Task statement:
Select, from the data, each line where "interest" occurs.

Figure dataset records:
****************************************
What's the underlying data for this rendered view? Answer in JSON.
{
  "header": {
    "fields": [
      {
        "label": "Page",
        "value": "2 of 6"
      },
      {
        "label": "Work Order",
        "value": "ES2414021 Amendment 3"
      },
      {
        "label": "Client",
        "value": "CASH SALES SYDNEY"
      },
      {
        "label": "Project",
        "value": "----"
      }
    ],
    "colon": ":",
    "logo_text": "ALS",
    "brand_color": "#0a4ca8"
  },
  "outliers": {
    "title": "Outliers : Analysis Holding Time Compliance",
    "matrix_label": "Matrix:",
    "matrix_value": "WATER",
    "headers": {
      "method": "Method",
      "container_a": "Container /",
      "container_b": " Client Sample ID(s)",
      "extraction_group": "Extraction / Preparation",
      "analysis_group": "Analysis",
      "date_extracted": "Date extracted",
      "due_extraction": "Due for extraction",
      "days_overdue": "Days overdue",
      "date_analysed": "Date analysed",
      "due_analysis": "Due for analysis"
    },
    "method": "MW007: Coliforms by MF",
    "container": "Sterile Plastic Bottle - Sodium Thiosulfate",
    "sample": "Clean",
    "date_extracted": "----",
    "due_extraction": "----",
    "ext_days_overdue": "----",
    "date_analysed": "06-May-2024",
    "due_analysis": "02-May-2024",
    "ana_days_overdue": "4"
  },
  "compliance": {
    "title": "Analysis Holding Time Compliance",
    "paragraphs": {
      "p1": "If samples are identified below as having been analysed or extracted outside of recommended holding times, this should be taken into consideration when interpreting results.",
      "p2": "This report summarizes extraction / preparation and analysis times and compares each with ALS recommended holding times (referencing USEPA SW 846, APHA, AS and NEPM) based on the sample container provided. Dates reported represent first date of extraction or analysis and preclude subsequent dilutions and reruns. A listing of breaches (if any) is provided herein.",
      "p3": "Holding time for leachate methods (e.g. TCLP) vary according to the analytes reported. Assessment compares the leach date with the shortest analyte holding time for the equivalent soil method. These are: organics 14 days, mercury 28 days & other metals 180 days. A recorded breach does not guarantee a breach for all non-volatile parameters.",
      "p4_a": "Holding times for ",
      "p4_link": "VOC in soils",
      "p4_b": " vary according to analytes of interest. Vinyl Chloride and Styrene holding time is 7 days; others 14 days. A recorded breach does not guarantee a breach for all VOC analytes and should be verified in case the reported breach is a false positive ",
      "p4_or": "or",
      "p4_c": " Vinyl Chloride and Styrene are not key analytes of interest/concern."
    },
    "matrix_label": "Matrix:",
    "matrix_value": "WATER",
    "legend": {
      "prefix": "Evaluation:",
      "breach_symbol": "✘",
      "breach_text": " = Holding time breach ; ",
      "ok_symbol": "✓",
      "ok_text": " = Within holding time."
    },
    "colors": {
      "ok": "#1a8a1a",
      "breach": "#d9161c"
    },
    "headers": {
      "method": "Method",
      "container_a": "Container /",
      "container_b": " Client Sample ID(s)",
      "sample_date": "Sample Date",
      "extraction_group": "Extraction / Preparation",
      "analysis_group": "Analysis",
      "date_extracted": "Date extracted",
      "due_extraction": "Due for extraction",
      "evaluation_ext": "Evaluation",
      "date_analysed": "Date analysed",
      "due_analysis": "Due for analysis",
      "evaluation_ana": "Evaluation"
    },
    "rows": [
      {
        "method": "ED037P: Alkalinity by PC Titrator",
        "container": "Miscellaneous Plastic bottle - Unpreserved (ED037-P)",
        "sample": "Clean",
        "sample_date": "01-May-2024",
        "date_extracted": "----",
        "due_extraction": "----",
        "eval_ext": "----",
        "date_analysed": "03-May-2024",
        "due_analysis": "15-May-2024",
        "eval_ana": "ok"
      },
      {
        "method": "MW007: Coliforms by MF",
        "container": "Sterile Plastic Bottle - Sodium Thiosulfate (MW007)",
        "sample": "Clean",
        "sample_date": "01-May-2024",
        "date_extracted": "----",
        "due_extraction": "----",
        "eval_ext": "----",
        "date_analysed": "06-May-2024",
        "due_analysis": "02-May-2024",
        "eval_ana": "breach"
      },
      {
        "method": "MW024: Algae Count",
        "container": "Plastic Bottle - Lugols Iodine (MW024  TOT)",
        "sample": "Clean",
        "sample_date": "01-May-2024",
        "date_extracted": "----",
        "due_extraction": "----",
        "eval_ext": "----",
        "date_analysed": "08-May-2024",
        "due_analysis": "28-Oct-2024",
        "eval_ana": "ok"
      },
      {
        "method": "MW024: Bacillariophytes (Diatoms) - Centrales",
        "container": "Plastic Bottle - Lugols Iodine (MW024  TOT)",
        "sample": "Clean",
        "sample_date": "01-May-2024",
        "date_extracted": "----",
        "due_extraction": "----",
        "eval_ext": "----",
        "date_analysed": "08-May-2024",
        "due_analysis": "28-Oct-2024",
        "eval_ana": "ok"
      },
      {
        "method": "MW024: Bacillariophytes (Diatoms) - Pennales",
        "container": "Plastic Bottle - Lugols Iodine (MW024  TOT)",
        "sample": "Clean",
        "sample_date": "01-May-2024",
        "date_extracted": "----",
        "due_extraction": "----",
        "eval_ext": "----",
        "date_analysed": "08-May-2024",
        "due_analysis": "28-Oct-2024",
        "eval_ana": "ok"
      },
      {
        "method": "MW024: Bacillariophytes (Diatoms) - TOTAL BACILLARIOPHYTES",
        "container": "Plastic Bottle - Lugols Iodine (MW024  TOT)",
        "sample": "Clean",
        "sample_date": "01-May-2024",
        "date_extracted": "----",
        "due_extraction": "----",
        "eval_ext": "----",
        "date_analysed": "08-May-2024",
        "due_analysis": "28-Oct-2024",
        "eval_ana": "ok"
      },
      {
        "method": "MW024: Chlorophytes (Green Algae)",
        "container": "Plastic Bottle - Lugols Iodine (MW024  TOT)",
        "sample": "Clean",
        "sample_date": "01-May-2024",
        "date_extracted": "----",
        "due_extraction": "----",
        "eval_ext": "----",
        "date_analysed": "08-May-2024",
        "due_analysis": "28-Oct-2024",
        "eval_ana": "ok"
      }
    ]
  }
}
****************************************
Solution to the exercise:
      "p4_b": " vary according to analytes of interest. Vinyl Chloride and Styrene holding time is 7 days; others 14 days. A recorded breach does not guarantee a breach for all VOC analytes and should be verified in case the reported breach is a false positive ",
      "p4_c": " Vinyl Chloride and Styrene are not key analytes of interest/concern."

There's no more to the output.